[Given request]
Reproduce the records below exactly as they appear.

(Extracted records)

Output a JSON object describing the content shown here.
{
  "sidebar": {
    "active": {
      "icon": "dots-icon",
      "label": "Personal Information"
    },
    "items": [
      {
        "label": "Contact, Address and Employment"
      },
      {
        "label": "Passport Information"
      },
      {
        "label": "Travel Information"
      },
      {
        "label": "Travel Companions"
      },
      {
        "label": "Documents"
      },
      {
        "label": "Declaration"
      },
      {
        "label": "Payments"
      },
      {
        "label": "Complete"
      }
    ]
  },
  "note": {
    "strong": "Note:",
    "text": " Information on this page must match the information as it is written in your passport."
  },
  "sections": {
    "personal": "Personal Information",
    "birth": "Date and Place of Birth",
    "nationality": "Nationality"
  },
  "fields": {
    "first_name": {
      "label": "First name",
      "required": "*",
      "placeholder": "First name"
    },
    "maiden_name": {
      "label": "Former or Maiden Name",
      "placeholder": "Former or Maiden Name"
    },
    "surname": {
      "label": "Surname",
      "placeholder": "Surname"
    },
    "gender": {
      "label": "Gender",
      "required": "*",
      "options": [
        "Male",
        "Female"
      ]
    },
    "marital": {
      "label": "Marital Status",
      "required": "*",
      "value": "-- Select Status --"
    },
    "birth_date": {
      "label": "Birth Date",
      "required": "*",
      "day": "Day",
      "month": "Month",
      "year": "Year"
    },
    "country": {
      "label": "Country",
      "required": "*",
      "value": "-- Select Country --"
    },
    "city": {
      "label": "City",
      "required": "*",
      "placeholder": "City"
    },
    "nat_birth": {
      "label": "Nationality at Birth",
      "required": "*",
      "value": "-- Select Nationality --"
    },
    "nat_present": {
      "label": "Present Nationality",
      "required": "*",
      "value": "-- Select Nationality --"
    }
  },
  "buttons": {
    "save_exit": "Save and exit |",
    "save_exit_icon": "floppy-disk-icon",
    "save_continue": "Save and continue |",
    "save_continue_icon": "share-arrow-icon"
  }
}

[Output]
Output a JSON object describing the content shown here.
{
  "sidebar": {
    "active": {
      "icon": "dots-icon",
      "label": "Personal Information"
    },
    "items": [
      {
        "label": "Contact, Address and Employment"
      },
      {
        "label": "Passport Information"
      },
      {
        "label": "Travel Information"
      },
      {
        "label": "Travel Companions"
      },
      {
        "label": "Documents"
      },
      {
        "label": "Declaration"
      },
      {
        "label": "Payments"
      },
      {
        "label": "Complete"
      }
    ]
  },
  "note": {
    "strong": "Note:",
    "text": " Information on this page must match the information as it is written in your passport."
  },
  "sections": {
    "personal": "Personal Information",
    "birth": "Date and Place of Birth",
    "nationality": "Nationality"
  },
  "fields": {
    "first_name": {
      "label": "First name",
      "required": "*",
      "placeholder": "First name"
    },
    "maiden_name": {
      "label": "Former or Maiden Name",
      "placeholder": "Former or Maiden Name"
    },
    "surname": {
      "label": "Surname",
      "placeholder": "Surname"
    },
    "gender": {
      "label": "Gender",
      "required": "*",
      "options": [
        "Male",
        "Female"
      ]
    },
    "marital": {
      "label": "Marital Status",
      "required": "*",
      "value": "-- Select Status --"
    },
    "birth_date": {
      "label": "Birth Date",
      "required": "*",
      "day": "Day",
      "month": "Month",
      "year": "Year"
    },
    "country": {
      "label": "Country",
      "required": "*",
      "value": "-- Select Country --"
    },
    "city": {
      "label": "City",
      "required": "*",
      "placeholder": "City"
    },
    "nat_birth": {
      "label": "Nationality at Birth",
      "required": "*",
      "value": "-- Select Nationality --"
    },
    "nat_present": {
      "label": "Present Nationality",
      "required": "*",
      "value": "-- Select Nationality --"
    }
  },
  "buttons": {
    "save_exit": "Save and exit |",
    "save_exit_icon": "floppy-disk-icon",
    "save_continue": "Save and continue |",
    "save_continue_icon": "share-arrow-icon"
  }
}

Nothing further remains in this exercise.